The records that follow must be repeated verbatim, every one of them.
>> start Extracted entries
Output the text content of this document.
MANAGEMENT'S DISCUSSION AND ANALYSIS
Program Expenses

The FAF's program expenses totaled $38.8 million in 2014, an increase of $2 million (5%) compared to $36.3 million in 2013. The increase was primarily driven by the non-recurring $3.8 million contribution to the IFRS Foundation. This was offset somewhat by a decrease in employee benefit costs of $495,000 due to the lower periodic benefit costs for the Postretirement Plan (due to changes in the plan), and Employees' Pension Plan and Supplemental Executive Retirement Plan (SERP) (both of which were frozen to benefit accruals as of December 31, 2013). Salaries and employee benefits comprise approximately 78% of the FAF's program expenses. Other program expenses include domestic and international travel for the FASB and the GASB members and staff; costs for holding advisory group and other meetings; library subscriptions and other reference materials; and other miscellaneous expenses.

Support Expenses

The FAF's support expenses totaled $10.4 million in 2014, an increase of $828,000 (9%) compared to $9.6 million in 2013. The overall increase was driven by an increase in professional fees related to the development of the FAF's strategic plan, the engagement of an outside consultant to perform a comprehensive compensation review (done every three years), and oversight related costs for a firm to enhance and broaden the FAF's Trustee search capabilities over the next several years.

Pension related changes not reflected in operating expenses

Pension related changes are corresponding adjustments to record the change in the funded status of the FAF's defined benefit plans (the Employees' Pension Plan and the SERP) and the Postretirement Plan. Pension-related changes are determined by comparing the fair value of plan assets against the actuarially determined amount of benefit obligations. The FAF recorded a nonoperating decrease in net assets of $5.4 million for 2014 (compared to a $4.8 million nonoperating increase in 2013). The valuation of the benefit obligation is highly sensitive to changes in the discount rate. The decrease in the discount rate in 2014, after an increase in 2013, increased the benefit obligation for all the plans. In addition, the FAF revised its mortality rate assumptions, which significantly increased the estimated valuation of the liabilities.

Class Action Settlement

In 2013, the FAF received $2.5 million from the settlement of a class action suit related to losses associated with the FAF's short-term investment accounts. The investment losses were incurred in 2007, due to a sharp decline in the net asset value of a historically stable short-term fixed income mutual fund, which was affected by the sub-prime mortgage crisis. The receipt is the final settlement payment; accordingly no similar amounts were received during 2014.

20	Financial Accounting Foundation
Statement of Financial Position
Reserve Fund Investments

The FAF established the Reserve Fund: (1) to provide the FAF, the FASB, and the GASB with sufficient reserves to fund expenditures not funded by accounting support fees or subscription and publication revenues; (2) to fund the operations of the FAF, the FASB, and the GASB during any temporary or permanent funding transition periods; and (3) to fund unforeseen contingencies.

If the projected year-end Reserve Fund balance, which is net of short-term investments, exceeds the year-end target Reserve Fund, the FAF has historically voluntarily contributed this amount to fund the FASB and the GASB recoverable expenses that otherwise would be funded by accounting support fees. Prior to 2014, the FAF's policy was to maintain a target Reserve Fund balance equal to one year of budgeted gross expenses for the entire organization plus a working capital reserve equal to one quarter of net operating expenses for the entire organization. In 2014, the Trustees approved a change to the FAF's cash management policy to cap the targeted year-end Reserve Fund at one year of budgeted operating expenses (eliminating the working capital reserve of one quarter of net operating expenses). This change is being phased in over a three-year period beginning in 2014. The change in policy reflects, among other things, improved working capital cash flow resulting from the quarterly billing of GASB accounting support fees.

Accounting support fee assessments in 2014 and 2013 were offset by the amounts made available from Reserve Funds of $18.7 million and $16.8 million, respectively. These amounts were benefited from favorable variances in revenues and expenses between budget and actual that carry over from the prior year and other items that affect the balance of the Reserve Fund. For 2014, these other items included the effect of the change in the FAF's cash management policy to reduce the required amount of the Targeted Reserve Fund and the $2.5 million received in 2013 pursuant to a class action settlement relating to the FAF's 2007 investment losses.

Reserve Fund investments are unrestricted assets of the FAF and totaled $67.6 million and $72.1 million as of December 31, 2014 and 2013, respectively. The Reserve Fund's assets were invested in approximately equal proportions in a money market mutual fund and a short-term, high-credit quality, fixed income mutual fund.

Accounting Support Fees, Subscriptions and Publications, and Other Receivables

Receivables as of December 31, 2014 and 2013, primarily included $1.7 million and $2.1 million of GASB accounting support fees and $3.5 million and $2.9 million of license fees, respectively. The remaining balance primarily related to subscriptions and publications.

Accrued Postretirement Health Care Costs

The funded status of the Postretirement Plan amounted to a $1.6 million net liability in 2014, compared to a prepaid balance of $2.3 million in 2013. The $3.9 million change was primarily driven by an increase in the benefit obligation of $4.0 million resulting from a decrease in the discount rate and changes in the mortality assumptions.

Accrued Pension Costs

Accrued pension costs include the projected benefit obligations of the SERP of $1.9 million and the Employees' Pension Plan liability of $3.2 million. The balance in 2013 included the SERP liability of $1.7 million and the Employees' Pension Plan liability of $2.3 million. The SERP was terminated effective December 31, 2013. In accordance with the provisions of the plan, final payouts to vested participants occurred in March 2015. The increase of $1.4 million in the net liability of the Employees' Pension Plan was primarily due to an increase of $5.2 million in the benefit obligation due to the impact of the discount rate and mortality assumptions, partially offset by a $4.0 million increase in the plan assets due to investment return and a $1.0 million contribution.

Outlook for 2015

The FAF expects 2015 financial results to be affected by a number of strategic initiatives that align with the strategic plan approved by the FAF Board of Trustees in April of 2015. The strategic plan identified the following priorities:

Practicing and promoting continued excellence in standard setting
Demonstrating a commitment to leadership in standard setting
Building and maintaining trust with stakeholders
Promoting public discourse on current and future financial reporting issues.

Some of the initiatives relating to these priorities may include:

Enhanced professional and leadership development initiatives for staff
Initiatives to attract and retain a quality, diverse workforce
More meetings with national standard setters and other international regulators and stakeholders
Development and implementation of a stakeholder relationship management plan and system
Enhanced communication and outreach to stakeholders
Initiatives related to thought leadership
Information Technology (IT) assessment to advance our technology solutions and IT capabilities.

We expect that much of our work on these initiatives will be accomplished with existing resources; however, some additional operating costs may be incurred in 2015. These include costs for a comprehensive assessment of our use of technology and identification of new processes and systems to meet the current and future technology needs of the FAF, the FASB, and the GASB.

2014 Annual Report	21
>> end Extracted entries
__The answer__.
Output the text content of this document.
MANAGEMENT'S DISCUSSION AND ANALYSIS
Program Expenses

The FAF's program expenses totaled $38.8 million in 2014, an increase of $2 million (5%) compared to $36.3 million in 2013. The increase was primarily driven by the non-recurring $3.8 million contribution to the IFRS Foundation. This was offset somewhat by a decrease in employee benefit costs of $495,000 due to the lower periodic benefit costs for the Postretirement Plan (due to changes in the plan), and Employees' Pension Plan and Supplemental Executive Retirement Plan (SERP) (both of which were frozen to benefit accruals as of December 31, 2013). Salaries and employee benefits comprise approximately 78% of the FAF's program expenses. Other program expenses include domestic and international travel for the FASB and the GASB members and staff; costs for holding advisory group and other meetings; library subscriptions and other reference materials; and other miscellaneous expenses.

Support Expenses

The FAF's support expenses totaled $10.4 million in 2014, an increase of $828,000 (9%) compared to $9.6 million in 2013. The overall increase was driven by an increase in professional fees related to the development of the FAF's strategic plan, the engagement of an outside consultant to perform a comprehensive compensation review (done every three years), and oversight related costs for a firm to enhance and broaden the FAF's Trustee search capabilities over the next several years.

Pension related changes not reflected in operating expenses

Pension related changes are corresponding adjustments to record the change in the funded status of the FAF's defined benefit plans (the Employees' Pension Plan and the SERP) and the Postretirement Plan. Pension-related changes are determined by comparing the fair value of plan assets against the actuarially determined amount of benefit obligations. The FAF recorded a nonoperating decrease in net assets of $5.4 million for 2014 (compared to a $4.8 million nonoperating increase in 2013). The valuation of the benefit obligation is highly sensitive to changes in the discount rate. The decrease in the discount rate in 2014, after an increase in 2013, increased the benefit obligation for all the plans. In addition, the FAF revised its mortality rate assumptions, which significantly increased the estimated valuation of the liabilities.

Class Action Settlement

In 2013, the FAF received $2.5 million from the settlement of a class action suit related to losses associated with the FAF's short-term investment accounts. The investment losses were incurred in 2007, due to a sharp decline in the net asset value of a historically stable short-term fixed income mutual fund, which was affected by the sub-prime mortgage crisis. The receipt is the final settlement payment; accordingly no similar amounts were received during 2014.

20	Financial Accounting Foundation
Statement of Financial Position
Reserve Fund Investments

The FAF established the Reserve Fund: (1) to provide the FAF, the FASB, and the GASB with sufficient reserves to fund expenditures not funded by accounting support fees or subscription and publication revenues; (2) to fund the operations of the FAF, the FASB, and the GASB during any temporary or permanent funding transition periods; and (3) to fund unforeseen contingencies.

If the projected year-end Reserve Fund balance, which is net of short-term investments, exceeds the year-end target Reserve Fund, the FAF has historically voluntarily contributed this amount to fund the FASB and the GASB recoverable expenses that otherwise would be funded by accounting support fees. Prior to 2014, the FAF's policy was to maintain a target Reserve Fund balance equal to one year of budgeted gross expenses for the entire organization plus a working capital reserve equal to one quarter of net operating expenses for the entire organization. In 2014, the Trustees approved a change to the FAF's cash management policy to cap the targeted year-end Reserve Fund at one year of budgeted operating expenses (eliminating the working capital reserve of one quarter of net operating expenses). This change is being phased in over a three-year period beginning in 2014. The change in policy reflects, among other things, improved working capital cash flow resulting from the quarterly billing of GASB accounting support fees.

Accounting support fee assessments in 2014 and 2013 were offset by the amounts made available from Reserve Funds of $18.7 million and $16.8 million, respectively. These amounts were benefited from favorable variances in revenues and expenses between budget and actual that carry over from the prior year and other items that affect the balance of the Reserve Fund. For 2014, these other items included the effect of the change in the FAF's cash management policy to reduce the required amount of the Targeted Reserve Fund and the $2.5 million received in 2013 pursuant to a class action settlement relating to the FAF's 2007 investment losses.

Reserve Fund investments are unrestricted assets of the FAF and totaled $67.6 million and $72.1 million as of December 31, 2014 and 2013, respectively. The Reserve Fund's assets were invested in approximately equal proportions in a money market mutual fund and a short-term, high-credit quality, fixed income mutual fund.

Accounting Support Fees, Subscriptions and Publications, and Other Receivables

Receivables as of December 31, 2014 and 2013, primarily included $1.7 million and $2.1 million of GASB accounting support fees and $3.5 million and $2.9 million of license fees, respectively. The remaining balance primarily related to subscriptions and publications.

Accrued Postretirement Health Care Costs

The funded status of the Postretirement Plan amounted to a $1.6 million net liability in 2014, compared to a prepaid balance of $2.3 million in 2013. The $3.9 million change was primarily driven by an increase in the benefit obligation of $4.0 million resulting from a decrease in the discount rate and changes in the mortality assumptions.

Accrued Pension Costs

Accrued pension costs include the projected benefit obligations of the SERP of $1.9 million and the Employees' Pension Plan liability of $3.2 million. The balance in 2013 included the SERP liability of $1.7 million and the Employees' Pension Plan liability of $2.3 million. The SERP was terminated effective December 31, 2013. In accordance with the provisions of the plan, final payouts to vested participants occurred in March 2015. The increase of $1.4 million in the net liability of the Employees' Pension Plan was primarily due to an increase of $5.2 million in the benefit obligation due to the impact of the discount rate and mortality assumptions, partially offset by a $4.0 million increase in the plan assets due to investment return and a $1.0 million contribution.

Outlook for 2015

The FAF expects 2015 financial results to be affected by a number of strategic initiatives that align with the strategic plan approved by the FAF Board of Trustees in April of 2015. The strategic plan identified the following priorities:

Practicing and promoting continued excellence in standard setting
Demonstrating a commitment to leadership in standard setting
Building and maintaining trust with stakeholders
Promoting public discourse on current and future financial reporting issues.

Some of the initiatives relating to these priorities may include:

Enhanced professional and leadership development initiatives for staff
Initiatives to attract and retain a quality, diverse workforce
More meetings with national standard setters and other international regulators and stakeholders
Development and implementation of a stakeholder relationship management plan and system
Enhanced communication and outreach to stakeholders
Initiatives related to thought leadership
Information Technology (IT) assessment to advance our technology solutions and IT capabilities.

We expect that much of our work on these initiatives will be accomplished with existing resources; however, some additional operating costs may be incurred in 2015. These include costs for a comprehensive assessment of our use of technology and identification of new processes and systems to meet the current and future technology needs of the FAF, the FASB, and the GASB.

2014 Annual Report	21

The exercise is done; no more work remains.